REQUEST: Search the listing for "What" and copy every line where it appears.
## Start DATASET
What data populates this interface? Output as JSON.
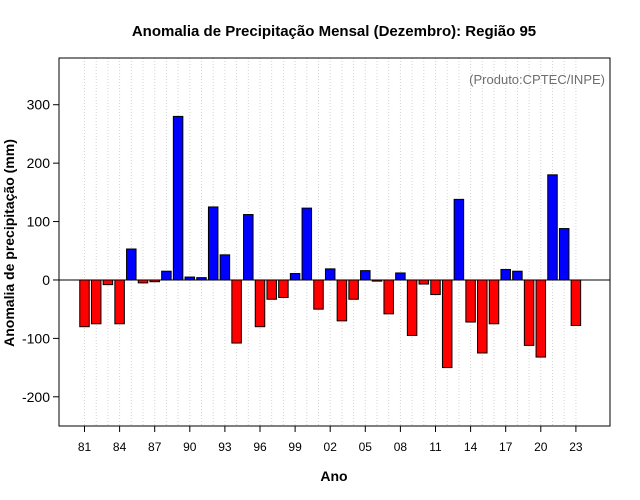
{
  "chart_data": {
    "type": "bar",
    "title": "Anomalia de Precipitação Mensal (Dezembro): Região 95",
    "xlabel": "Ano",
    "ylabel": "Anomalia de precipitação (mm)",
    "credit": "(Produto:CPTEC/INPE)",
    "ylim": [
      -250,
      380
    ],
    "yticks": [
      -200,
      -100,
      0,
      100,
      200,
      300
    ],
    "xtick_labels": [
      "81",
      "84",
      "87",
      "90",
      "93",
      "96",
      "99",
      "02",
      "05",
      "08",
      "11",
      "14",
      "17",
      "20",
      "23"
    ],
    "grid": "vertical dotted",
    "categories": [
      "1981",
      "1982",
      "1983",
      "1984",
      "1985",
      "1986",
      "1987",
      "1988",
      "1989",
      "1990",
      "1991",
      "1992",
      "1993",
      "1994",
      "1995",
      "1996",
      "1997",
      "1998",
      "1999",
      "2000",
      "2001",
      "2002",
      "2003",
      "2004",
      "2005",
      "2006",
      "2007",
      "2008",
      "2009",
      "2010",
      "2011",
      "2012",
      "2013",
      "2014",
      "2015",
      "2016",
      "2017",
      "2018",
      "2019",
      "2020",
      "2021",
      "2022",
      "2023"
    ],
    "values": [
      -80,
      -75,
      -8,
      -75,
      53,
      -5,
      -3,
      15,
      280,
      5,
      4,
      125,
      43,
      -108,
      112,
      -80,
      -33,
      -30,
      11,
      123,
      -50,
      19,
      -70,
      -33,
      16,
      -2,
      -58,
      12,
      -95,
      -7,
      -25,
      -150,
      138,
      -72,
      -125,
      -75,
      18,
      15,
      -112,
      -132,
      180,
      88,
      -78
    ],
    "colors": {
      "positive": "#0000ff",
      "negative": "#ff0000",
      "bar_stroke": "#000000",
      "grid": "#d3d3d3"
    }
  }
}
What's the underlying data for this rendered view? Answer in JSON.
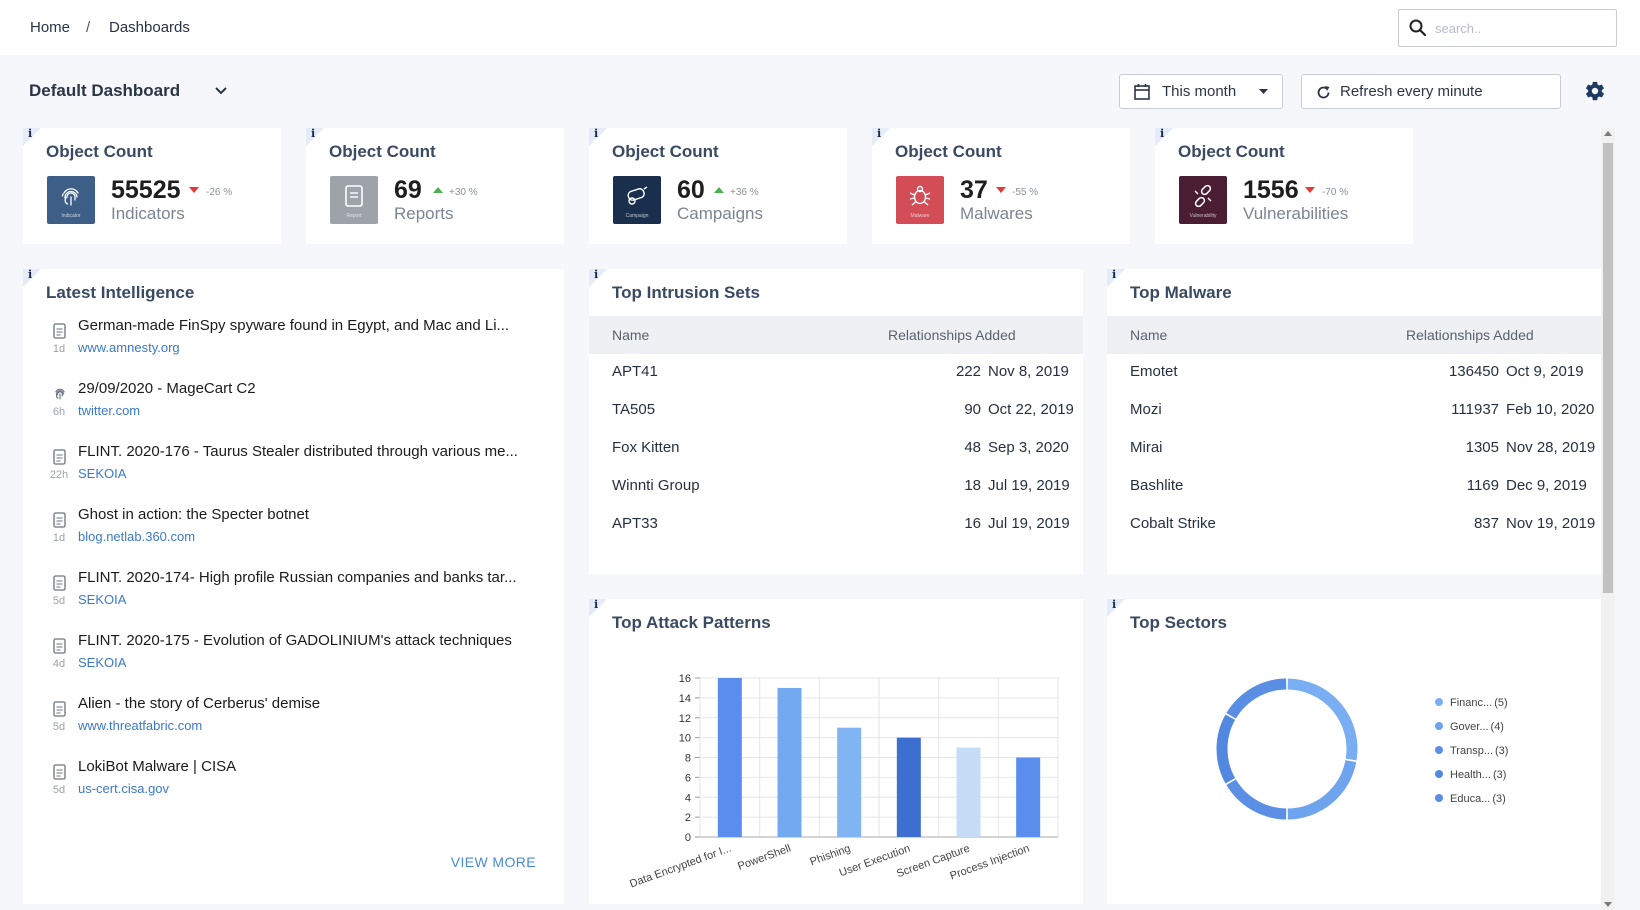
{
  "breadcrumb": {
    "home": "Home",
    "separator": "/",
    "current": "Dashboards"
  },
  "search": {
    "placeholder": "search.."
  },
  "toolbar": {
    "dashboard_name": "Default Dashboard",
    "period": "This month",
    "refresh": "Refresh every minute"
  },
  "info_mark": "i",
  "stats": [
    {
      "title": "Object Count",
      "count": "55525",
      "trend": "-26 %",
      "direction": "down",
      "kind": "Indicators",
      "icon": "fingerprint-icon",
      "icon_caption": "Indicator",
      "color": "#3d5f87"
    },
    {
      "title": "Object Count",
      "count": "69",
      "trend": "+30 %",
      "direction": "up",
      "kind": "Reports",
      "icon": "report-icon",
      "icon_caption": "Report",
      "color": "#9ea3a9"
    },
    {
      "title": "Object Count",
      "count": "60",
      "trend": "+36 %",
      "direction": "up",
      "kind": "Campaigns",
      "icon": "campaign-icon",
      "icon_caption": "Campaign",
      "color": "#1a2f4e"
    },
    {
      "title": "Object Count",
      "count": "37",
      "trend": "-55 %",
      "direction": "down",
      "kind": "Malwares",
      "icon": "malware-icon",
      "icon_caption": "Malware",
      "color": "#d24d56"
    },
    {
      "title": "Object Count",
      "count": "1556",
      "trend": "-70 %",
      "direction": "down",
      "kind": "Vulnerabilities",
      "icon": "vulnerability-icon",
      "icon_caption": "Vulnerability",
      "color": "#4a1d33"
    }
  ],
  "trend_colors": {
    "up": "#4caf50",
    "down": "#e53935"
  },
  "latest": {
    "title": "Latest Intelligence",
    "items": [
      {
        "title": "German-made FinSpy spyware found in Egypt, and Mac and Li...",
        "age": "1d",
        "source": "www.amnesty.org",
        "icon": "document-icon"
      },
      {
        "title": "29/09/2020 - MageCart C2",
        "age": "6h",
        "source": "twitter.com",
        "icon": "fingerprint-icon"
      },
      {
        "title": "FLINT. 2020-176 - Taurus Stealer distributed through various me...",
        "age": "22h",
        "source": "SEKOIA",
        "icon": "document-icon"
      },
      {
        "title": "Ghost in action: the Specter botnet",
        "age": "1d",
        "source": "blog.netlab.360.com",
        "icon": "document-icon"
      },
      {
        "title": "FLINT. 2020-174- High profile Russian companies and banks tar...",
        "age": "5d",
        "source": "SEKOIA",
        "icon": "document-icon"
      },
      {
        "title": "FLINT. 2020-175 - Evolution of GADOLINIUM's attack techniques",
        "age": "4d",
        "source": "SEKOIA",
        "icon": "document-icon"
      },
      {
        "title": "Alien - the story of Cerberus' demise",
        "age": "5d",
        "source": "www.threatfabric.com",
        "icon": "document-icon"
      },
      {
        "title": "LokiBot Malware | CISA",
        "age": "5d",
        "source": "us-cert.cisa.gov",
        "icon": "document-icon"
      }
    ],
    "view_more": "VIEW MORE"
  },
  "intrusion_sets": {
    "title": "Top Intrusion Sets",
    "col_name": "Name",
    "col_rel": "Relationships Added",
    "rows": [
      {
        "name": "APT41",
        "count": "222",
        "date": "Nov 8, 2019"
      },
      {
        "name": "TA505",
        "count": "90",
        "date": "Oct 22, 2019"
      },
      {
        "name": "Fox Kitten",
        "count": "48",
        "date": "Sep 3, 2020"
      },
      {
        "name": "Winnti Group",
        "count": "18",
        "date": "Jul 19, 2019"
      },
      {
        "name": "APT33",
        "count": "16",
        "date": "Jul 19, 2019"
      }
    ]
  },
  "malware": {
    "title": "Top Malware",
    "col_name": "Name",
    "col_rel": "Relationships Added",
    "rows": [
      {
        "name": "Emotet",
        "count": "136450",
        "date": "Oct 9, 2019"
      },
      {
        "name": "Mozi",
        "count": "111937",
        "date": "Feb 10, 2020"
      },
      {
        "name": "Mirai",
        "count": "1305",
        "date": "Nov 28, 2019"
      },
      {
        "name": "Bashlite",
        "count": "1169",
        "date": "Dec 9, 2019"
      },
      {
        "name": "Cobalt Strike",
        "count": "837",
        "date": "Nov 19, 2019"
      }
    ]
  },
  "attack_patterns": {
    "title": "Top Attack Patterns"
  },
  "sectors": {
    "title": "Top Sectors"
  },
  "chart_data": [
    {
      "type": "bar",
      "categories": [
        "Data Encrypted for I...",
        "PowerShell",
        "Phishing",
        "User Execution",
        "Screen Capture",
        "Process Injection"
      ],
      "values": [
        16,
        15,
        11,
        10,
        9,
        8
      ],
      "colors": [
        "#5b8def",
        "#73a9f0",
        "#80b4f3",
        "#3d6fd1",
        "#c6dcf6",
        "#5b8def"
      ],
      "ylim": [
        0,
        16
      ],
      "yticks": [
        0,
        2,
        4,
        6,
        8,
        10,
        12,
        14,
        16
      ],
      "grid": true
    },
    {
      "type": "pie",
      "donut": true,
      "categories": [
        "Financ...",
        "Gover...",
        "Transp...",
        "Health...",
        "Educa..."
      ],
      "values": [
        5,
        4,
        3,
        3,
        3
      ],
      "legend_values": [
        "(5)",
        "(4)",
        "(3)",
        "(3)",
        "(3)"
      ],
      "colors": [
        "#79aef2",
        "#6ea3ee",
        "#5b8fe6",
        "#5288e0",
        "#5a8de4"
      ],
      "legend": "right"
    }
  ]
}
## End DATASET
REPLY TO THE TASK:
What data populates this interface? Output as JSON.
What's the underlying data for this rendered view? Answer in JSON.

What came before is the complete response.